Given problem: Can you write out every line of the material below, character for character, with nothing changed?

Material for the task:
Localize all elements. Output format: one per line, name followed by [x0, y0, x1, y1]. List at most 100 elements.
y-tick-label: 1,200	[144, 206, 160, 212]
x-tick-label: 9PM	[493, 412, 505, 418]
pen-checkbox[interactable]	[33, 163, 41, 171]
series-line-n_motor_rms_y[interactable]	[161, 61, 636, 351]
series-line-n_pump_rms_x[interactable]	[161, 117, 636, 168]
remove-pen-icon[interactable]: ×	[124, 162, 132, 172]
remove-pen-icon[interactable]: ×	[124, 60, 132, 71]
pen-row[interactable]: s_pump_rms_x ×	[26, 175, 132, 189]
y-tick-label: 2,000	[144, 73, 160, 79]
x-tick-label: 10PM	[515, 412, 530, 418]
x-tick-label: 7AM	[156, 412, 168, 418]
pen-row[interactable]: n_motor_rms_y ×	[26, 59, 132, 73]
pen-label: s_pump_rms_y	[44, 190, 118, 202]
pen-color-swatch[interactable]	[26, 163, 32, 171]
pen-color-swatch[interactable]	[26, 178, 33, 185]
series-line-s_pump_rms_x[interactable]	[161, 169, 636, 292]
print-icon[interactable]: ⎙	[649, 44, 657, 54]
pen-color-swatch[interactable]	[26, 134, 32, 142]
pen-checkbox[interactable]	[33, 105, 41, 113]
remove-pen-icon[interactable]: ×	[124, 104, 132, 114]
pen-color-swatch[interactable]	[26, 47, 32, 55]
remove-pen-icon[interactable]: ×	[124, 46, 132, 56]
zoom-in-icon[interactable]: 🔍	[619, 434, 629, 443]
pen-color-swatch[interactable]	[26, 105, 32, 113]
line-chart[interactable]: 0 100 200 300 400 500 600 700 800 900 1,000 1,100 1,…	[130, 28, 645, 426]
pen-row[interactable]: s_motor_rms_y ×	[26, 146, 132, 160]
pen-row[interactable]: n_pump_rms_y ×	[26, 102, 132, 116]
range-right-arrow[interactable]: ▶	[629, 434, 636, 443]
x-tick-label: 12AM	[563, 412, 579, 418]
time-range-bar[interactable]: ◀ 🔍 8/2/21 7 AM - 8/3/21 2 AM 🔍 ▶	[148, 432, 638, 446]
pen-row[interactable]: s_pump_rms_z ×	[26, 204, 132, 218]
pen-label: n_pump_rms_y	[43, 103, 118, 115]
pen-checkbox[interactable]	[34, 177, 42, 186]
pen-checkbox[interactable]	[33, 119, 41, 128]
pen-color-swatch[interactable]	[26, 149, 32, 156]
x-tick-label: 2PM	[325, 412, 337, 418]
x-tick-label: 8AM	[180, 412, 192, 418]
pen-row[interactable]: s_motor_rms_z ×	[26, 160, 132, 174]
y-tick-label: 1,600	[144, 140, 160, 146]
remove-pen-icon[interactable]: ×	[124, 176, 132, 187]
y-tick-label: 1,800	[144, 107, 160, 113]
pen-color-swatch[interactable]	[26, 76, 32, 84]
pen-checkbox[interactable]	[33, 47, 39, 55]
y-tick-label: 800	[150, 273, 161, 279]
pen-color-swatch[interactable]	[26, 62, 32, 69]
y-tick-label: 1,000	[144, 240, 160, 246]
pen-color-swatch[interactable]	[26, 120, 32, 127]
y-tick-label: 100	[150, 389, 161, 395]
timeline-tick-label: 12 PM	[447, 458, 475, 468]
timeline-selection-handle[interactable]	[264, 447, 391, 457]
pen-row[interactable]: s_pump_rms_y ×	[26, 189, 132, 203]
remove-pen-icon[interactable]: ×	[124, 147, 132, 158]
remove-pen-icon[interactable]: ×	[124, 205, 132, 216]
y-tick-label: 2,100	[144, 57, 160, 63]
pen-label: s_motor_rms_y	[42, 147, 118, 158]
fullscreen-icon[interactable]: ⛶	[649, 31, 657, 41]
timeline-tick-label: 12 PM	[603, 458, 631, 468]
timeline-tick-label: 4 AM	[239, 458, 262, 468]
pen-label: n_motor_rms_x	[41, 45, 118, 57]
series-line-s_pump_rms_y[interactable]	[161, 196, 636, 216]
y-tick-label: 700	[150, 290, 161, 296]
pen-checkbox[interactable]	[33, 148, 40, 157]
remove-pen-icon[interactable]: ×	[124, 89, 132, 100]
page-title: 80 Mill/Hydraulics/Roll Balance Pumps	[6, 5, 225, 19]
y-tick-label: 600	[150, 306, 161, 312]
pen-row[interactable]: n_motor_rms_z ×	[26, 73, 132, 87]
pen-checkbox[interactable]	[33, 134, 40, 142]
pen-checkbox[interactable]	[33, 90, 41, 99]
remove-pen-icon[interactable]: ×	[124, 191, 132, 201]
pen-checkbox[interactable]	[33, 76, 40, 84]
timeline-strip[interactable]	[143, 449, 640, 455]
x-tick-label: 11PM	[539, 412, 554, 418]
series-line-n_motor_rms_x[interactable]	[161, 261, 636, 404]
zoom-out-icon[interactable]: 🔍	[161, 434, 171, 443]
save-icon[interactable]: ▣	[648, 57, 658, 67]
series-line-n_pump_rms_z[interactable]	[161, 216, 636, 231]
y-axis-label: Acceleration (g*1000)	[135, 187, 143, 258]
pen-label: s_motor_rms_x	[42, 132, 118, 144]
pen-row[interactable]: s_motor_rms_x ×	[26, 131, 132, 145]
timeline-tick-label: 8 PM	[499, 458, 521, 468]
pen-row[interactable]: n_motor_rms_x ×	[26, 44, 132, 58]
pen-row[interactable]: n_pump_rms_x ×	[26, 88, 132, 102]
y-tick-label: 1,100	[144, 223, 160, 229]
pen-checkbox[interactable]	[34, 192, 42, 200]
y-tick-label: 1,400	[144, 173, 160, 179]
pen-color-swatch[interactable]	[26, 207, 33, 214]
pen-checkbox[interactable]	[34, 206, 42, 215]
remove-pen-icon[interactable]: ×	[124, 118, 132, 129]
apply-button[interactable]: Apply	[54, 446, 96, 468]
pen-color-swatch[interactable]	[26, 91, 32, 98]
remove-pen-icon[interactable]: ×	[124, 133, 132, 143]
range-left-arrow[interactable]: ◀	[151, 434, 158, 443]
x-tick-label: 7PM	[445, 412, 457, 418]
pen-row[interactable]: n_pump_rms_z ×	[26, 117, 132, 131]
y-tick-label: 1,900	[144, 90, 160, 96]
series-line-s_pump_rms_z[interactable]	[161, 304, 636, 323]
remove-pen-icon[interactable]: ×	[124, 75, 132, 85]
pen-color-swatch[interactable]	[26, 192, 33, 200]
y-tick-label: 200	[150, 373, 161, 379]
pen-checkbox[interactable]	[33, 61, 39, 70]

Task response:
Localize all elements. Output format: one per line, name followed by [x0, y0, x1, y1]. List at most 100 elements.
y-tick-label: 1,200	[144, 206, 160, 212]
x-tick-label: 9PM	[493, 412, 505, 418]
pen-checkbox[interactable]	[33, 163, 41, 171]
series-line-n_motor_rms_y[interactable]	[161, 61, 636, 351]
series-line-n_pump_rms_x[interactable]	[161, 117, 636, 168]
remove-pen-icon[interactable]: ×	[124, 162, 132, 172]
remove-pen-icon[interactable]: ×	[124, 60, 132, 71]
pen-row[interactable]: s_pump_rms_x ×	[26, 175, 132, 189]
y-tick-label: 2,000	[144, 73, 160, 79]
x-tick-label: 10PM	[515, 412, 530, 418]
x-tick-label: 7AM	[156, 412, 168, 418]
pen-row[interactable]: n_motor_rms_y ×	[26, 59, 132, 73]
pen-label: s_pump_rms_y	[44, 190, 118, 202]
pen-color-swatch[interactable]	[26, 163, 32, 171]
pen-color-swatch[interactable]	[26, 178, 33, 185]
series-line-s_pump_rms_x[interactable]	[161, 169, 636, 292]
print-icon[interactable]: ⎙	[649, 44, 657, 54]
pen-color-swatch[interactable]	[26, 134, 32, 142]
pen-checkbox[interactable]	[33, 105, 41, 113]
remove-pen-icon[interactable]: ×	[124, 104, 132, 114]
pen-color-swatch[interactable]	[26, 47, 32, 55]
remove-pen-icon[interactable]: ×	[124, 46, 132, 56]
zoom-in-icon[interactable]: 🔍	[619, 434, 629, 443]
pen-color-swatch[interactable]	[26, 105, 32, 113]
line-chart[interactable]: 0 100 200 300 400 500 600 700 800 900 1,000 1,100 1,…	[130, 28, 645, 426]
pen-row[interactable]: s_motor_rms_y ×	[26, 146, 132, 160]
pen-row[interactable]: n_pump_rms_y ×	[26, 102, 132, 116]
range-right-arrow[interactable]: ▶	[629, 434, 636, 443]
x-tick-label: 12AM	[563, 412, 579, 418]
time-range-bar[interactable]: ◀ 🔍 8/2/21 7 AM - 8/3/21 2 AM 🔍 ▶	[148, 432, 638, 446]
pen-row[interactable]: s_pump_rms_z ×	[26, 204, 132, 218]
pen-label: n_pump_rms_y	[43, 103, 118, 115]
pen-checkbox[interactable]	[34, 177, 42, 186]
pen-checkbox[interactable]	[33, 119, 41, 128]
pen-color-swatch[interactable]	[26, 149, 32, 156]
x-tick-label: 2PM	[325, 412, 337, 418]
x-tick-label: 8AM	[180, 412, 192, 418]
pen-row[interactable]: s_motor_rms_z ×	[26, 160, 132, 174]
y-tick-label: 1,600	[144, 140, 160, 146]
remove-pen-icon[interactable]: ×	[124, 176, 132, 187]
y-tick-label: 1,800	[144, 107, 160, 113]
pen-color-swatch[interactable]	[26, 76, 32, 84]
pen-checkbox[interactable]	[33, 47, 39, 55]
y-tick-label: 800	[150, 273, 161, 279]
pen-color-swatch[interactable]	[26, 62, 32, 69]
y-tick-label: 1,000	[144, 240, 160, 246]
pen-color-swatch[interactable]	[26, 120, 32, 127]
y-tick-label: 100	[150, 389, 161, 395]
timeline-tick-label: 12 PM	[447, 458, 475, 468]
timeline-selection-handle[interactable]	[264, 447, 391, 457]
pen-row[interactable]: s_pump_rms_y ×	[26, 189, 132, 203]
remove-pen-icon[interactable]: ×	[124, 147, 132, 158]
remove-pen-icon[interactable]: ×	[124, 205, 132, 216]
y-tick-label: 2,100	[144, 57, 160, 63]
pen-label: s_motor_rms_y	[42, 147, 118, 158]
fullscreen-icon[interactable]: ⛶	[649, 31, 657, 41]
timeline-tick-label: 12 PM	[603, 458, 631, 468]
timeline-tick-label: 4 AM	[239, 458, 262, 468]
pen-label: n_motor_rms_x	[41, 45, 118, 57]
series-line-s_pump_rms_y[interactable]	[161, 196, 636, 216]
y-tick-label: 700	[150, 290, 161, 296]
pen-checkbox[interactable]	[33, 148, 40, 157]
remove-pen-icon[interactable]: ×	[124, 89, 132, 100]
page-title: 80 Mill/Hydraulics/Roll Balance Pumps	[6, 5, 225, 19]
y-tick-label: 600	[150, 306, 161, 312]
pen-row[interactable]: n_motor_rms_z ×	[26, 73, 132, 87]
pen-checkbox[interactable]	[33, 134, 40, 142]
pen-checkbox[interactable]	[33, 90, 41, 99]
remove-pen-icon[interactable]: ×	[124, 191, 132, 201]
pen-checkbox[interactable]	[33, 76, 40, 84]
timeline-strip[interactable]	[143, 449, 640, 455]
x-tick-label: 11PM	[539, 412, 554, 418]
series-line-n_motor_rms_x[interactable]	[161, 261, 636, 404]
zoom-out-icon[interactable]: 🔍	[161, 434, 171, 443]
save-icon[interactable]: ▣	[648, 57, 658, 67]
series-line-n_pump_rms_z[interactable]	[161, 216, 636, 231]
y-axis-label: Acceleration (g*1000)	[135, 187, 143, 258]
pen-label: s_motor_rms_x	[42, 132, 118, 144]
pen-row[interactable]: s_motor_rms_x ×	[26, 131, 132, 145]
timeline-tick-label: 8 PM	[499, 458, 521, 468]
pen-row[interactable]: n_motor_rms_x ×	[26, 44, 132, 58]
pen-row[interactable]: n_pump_rms_x ×	[26, 88, 132, 102]
y-tick-label: 1,100	[144, 223, 160, 229]
pen-checkbox[interactable]	[34, 192, 42, 200]
y-tick-label: 1,400	[144, 173, 160, 179]
pen-color-swatch[interactable]	[26, 207, 33, 214]
pen-checkbox[interactable]	[34, 206, 42, 215]
remove-pen-icon[interactable]: ×	[124, 118, 132, 129]
apply-button[interactable]: Apply	[54, 446, 96, 468]
pen-color-swatch[interactable]	[26, 91, 32, 98]
remove-pen-icon[interactable]: ×	[124, 133, 132, 143]
range-left-arrow[interactable]: ◀	[151, 434, 158, 443]
x-tick-label: 7PM	[445, 412, 457, 418]
pen-row[interactable]: n_pump_rms_z ×	[26, 117, 132, 131]
y-tick-label: 1,900	[144, 90, 160, 96]
series-line-s_pump_rms_z[interactable]	[161, 304, 636, 323]
remove-pen-icon[interactable]: ×	[124, 75, 132, 85]
pen-color-swatch[interactable]	[26, 192, 33, 200]
y-tick-label: 200	[150, 373, 161, 379]
pen-checkbox[interactable]	[33, 61, 39, 70]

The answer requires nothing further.